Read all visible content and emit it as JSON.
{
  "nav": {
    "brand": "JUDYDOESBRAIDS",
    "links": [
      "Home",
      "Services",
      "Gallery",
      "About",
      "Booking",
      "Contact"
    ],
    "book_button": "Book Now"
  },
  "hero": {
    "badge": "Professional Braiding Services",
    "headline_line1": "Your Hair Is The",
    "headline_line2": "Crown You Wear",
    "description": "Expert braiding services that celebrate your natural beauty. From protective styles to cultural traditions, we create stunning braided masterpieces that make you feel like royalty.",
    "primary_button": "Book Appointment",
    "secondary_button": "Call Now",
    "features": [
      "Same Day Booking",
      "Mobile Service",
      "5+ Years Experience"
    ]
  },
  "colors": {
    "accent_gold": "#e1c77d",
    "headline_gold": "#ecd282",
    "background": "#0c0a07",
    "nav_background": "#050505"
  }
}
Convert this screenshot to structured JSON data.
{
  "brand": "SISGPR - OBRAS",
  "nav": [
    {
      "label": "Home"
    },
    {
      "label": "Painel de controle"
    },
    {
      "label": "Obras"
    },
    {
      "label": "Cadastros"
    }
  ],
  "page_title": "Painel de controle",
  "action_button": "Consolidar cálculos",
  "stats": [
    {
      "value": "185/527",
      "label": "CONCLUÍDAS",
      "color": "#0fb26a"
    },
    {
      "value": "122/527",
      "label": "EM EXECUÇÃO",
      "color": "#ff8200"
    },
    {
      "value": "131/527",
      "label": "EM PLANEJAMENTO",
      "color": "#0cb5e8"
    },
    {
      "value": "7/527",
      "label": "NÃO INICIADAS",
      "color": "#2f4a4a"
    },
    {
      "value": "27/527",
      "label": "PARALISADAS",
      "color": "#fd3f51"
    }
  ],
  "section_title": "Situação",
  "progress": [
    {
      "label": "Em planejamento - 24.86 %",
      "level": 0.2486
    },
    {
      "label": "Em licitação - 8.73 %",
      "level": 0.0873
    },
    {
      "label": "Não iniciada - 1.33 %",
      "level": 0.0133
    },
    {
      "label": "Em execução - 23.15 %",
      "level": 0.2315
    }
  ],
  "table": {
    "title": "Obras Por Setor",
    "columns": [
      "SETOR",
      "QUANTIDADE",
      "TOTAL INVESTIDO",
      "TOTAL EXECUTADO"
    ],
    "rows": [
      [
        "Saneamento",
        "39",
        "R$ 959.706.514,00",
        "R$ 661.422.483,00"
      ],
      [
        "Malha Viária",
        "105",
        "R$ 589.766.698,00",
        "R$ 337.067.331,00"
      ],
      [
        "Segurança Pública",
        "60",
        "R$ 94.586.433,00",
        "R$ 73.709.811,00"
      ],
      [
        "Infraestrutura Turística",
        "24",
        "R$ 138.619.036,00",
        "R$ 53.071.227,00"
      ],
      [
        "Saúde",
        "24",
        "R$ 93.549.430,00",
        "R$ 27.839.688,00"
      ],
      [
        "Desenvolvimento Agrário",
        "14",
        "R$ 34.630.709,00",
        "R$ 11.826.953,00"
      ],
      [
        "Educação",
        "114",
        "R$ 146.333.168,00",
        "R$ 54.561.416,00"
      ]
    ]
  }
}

--------------------------------

**Task goal**
Write out every line from the records above, word for word.

**Solution to the exercise**
Read all visible content and emit it as JSON.
{
  "nav": {
    "brand": "JUDYDOESBRAIDS",
    "links": [
      "Home",
      "Services",
      "Gallery",
      "About",
      "Booking",
      "Contact"
    ],
    "book_button": "Book Now"
  },
  "hero": {
    "badge": "Professional Braiding Services",
    "headline_line1": "Your Hair Is The",
    "headline_line2": "Crown You Wear",
    "description": "Expert braiding services that celebrate your natural beauty. From protective styles to cultural traditions, we create stunning braided masterpieces that make you feel like royalty.",
    "primary_button": "Book Appointment",
    "secondary_button": "Call Now",
    "features": [
      "Same Day Booking",
      "Mobile Service",
      "5+ Years Experience"
    ]
  },
  "colors": {
    "accent_gold": "#e1c77d",
    "headline_gold": "#ecd282",
    "background": "#0c0a07",
    "nav_background": "#050505"
  }
}
Convert this screenshot to structured JSON data.
{
  "brand": "SISGPR - OBRAS",
  "nav": [
    {
      "label": "Home"
    },
    {
      "label": "Painel de controle"
    },
    {
      "label": "Obras"
    },
    {
      "label": "Cadastros"
    }
  ],
  "page_title": "Painel de controle",
  "action_button": "Consolidar cálculos",
  "stats": [
    {
      "value": "185/527",
      "label": "CONCLUÍDAS",
      "color": "#0fb26a"
    },
    {
      "value": "122/527",
      "label": "EM EXECUÇÃO",
      "color": "#ff8200"
    },
    {
      "value": "131/527",
      "label": "EM PLANEJAMENTO",
      "color": "#0cb5e8"
    },
    {
      "value": "7/527",
      "label": "NÃO INICIADAS",
      "color": "#2f4a4a"
    },
    {
      "value": "27/527",
      "label": "PARALISADAS",
      "color": "#fd3f51"
    }
  ],
  "section_title": "Situação",
  "progress": [
    {
      "label": "Em planejamento - 24.86 %",
      "level": 0.2486
    },
    {
      "label": "Em licitação - 8.73 %",
      "level": 0.0873
    },
    {
      "label": "Não iniciada - 1.33 %",
      "level": 0.0133
    },
    {
      "label": "Em execução - 23.15 %",
      "level": 0.2315
    }
  ],
  "table": {
    "title": "Obras Por Setor",
    "columns": [
      "SETOR",
      "QUANTIDADE",
      "TOTAL INVESTIDO",
      "TOTAL EXECUTADO"
    ],
    "rows": [
      [
        "Saneamento",
        "39",
        "R$ 959.706.514,00",
        "R$ 661.422.483,00"
      ],
      [
        "Malha Viária",
        "105",
        "R$ 589.766.698,00",
        "R$ 337.067.331,00"
      ],
      [
        "Segurança Pública",
        "60",
        "R$ 94.586.433,00",
        "R$ 73.709.811,00"
      ],
      [
        "Infraestrutura Turística",
        "24",
        "R$ 138.619.036,00",
        "R$ 53.071.227,00"
      ],
      [
        "Saúde",
        "24",
        "R$ 93.549.430,00",
        "R$ 27.839.688,00"
      ],
      [
        "Desenvolvimento Agrário",
        "14",
        "R$ 34.630.709,00",
        "R$ 11.826.953,00"
      ],
      [
        "Educação",
        "114",
        "R$ 146.333.168,00",
        "R$ 54.561.416,00"
      ]
    ]
  }
}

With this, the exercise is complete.